— START —
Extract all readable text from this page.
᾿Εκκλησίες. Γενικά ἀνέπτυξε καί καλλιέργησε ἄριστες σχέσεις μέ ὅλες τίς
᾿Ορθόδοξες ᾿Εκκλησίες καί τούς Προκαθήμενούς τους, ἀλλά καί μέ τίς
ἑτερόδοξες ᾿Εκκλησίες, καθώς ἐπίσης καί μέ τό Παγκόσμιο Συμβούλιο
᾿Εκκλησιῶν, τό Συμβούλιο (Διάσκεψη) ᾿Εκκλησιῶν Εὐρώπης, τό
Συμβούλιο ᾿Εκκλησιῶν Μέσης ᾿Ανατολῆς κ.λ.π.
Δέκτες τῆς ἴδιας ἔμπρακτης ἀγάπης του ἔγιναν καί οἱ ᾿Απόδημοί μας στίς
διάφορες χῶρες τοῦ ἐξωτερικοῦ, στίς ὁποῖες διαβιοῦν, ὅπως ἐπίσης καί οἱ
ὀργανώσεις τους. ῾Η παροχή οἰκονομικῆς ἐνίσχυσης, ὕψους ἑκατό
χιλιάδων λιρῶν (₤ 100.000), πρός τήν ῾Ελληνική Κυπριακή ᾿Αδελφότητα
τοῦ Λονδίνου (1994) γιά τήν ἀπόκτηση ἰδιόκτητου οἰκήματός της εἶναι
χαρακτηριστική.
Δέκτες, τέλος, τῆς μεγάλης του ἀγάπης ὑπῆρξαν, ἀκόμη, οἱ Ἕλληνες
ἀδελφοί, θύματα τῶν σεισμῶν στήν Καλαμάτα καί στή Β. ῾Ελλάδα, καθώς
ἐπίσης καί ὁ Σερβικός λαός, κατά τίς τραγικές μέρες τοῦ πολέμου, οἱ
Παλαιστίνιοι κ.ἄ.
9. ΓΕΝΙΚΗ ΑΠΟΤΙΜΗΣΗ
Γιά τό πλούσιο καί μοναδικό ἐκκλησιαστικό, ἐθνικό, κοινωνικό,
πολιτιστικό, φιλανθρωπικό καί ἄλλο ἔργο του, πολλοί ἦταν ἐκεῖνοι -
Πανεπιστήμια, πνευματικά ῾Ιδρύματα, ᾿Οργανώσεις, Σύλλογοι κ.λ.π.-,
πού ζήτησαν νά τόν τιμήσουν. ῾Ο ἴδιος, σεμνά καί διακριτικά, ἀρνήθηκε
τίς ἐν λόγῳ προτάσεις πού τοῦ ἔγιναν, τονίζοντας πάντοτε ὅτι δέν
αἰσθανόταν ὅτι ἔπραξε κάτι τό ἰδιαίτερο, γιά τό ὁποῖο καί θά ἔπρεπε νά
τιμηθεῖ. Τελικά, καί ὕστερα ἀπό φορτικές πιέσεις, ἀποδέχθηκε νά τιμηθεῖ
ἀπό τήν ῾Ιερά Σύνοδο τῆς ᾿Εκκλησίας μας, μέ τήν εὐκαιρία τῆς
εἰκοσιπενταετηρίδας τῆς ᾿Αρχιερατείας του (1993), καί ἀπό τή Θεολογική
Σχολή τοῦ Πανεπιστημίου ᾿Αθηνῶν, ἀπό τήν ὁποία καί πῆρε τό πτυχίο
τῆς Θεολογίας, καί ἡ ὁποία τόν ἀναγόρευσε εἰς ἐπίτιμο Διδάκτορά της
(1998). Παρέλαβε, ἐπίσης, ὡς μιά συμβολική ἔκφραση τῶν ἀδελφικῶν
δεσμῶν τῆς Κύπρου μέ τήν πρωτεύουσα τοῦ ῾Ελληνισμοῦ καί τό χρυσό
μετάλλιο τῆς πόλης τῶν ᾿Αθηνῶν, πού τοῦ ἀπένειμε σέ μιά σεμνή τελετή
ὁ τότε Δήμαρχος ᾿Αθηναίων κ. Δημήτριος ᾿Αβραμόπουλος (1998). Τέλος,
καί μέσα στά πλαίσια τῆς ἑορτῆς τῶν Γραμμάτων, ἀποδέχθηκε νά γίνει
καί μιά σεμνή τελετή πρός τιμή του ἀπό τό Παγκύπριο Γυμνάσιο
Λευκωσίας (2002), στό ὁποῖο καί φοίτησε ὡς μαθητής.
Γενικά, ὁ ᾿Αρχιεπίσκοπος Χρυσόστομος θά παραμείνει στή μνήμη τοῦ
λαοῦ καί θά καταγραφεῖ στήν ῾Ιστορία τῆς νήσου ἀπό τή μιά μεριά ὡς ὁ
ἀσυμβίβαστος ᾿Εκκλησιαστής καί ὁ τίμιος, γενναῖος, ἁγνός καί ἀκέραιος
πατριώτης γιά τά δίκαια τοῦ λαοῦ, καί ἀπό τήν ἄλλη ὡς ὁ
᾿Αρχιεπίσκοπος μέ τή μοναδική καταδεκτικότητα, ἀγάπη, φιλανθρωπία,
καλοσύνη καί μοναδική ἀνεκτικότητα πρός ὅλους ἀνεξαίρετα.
— END —
In the listing, find all lines with the string "Δέκτες" and copy them.

Δέκτες τῆς ἴδιας ἔμπρακτης ἀγάπης του ἔγιναν καί οἱ ᾿Απόδημοί μας στίς
Δέκτες, τέλος, τῆς μεγάλης του ἀγάπης ὑπῆρξαν, ἀκόμη, οἱ Ἕλληνες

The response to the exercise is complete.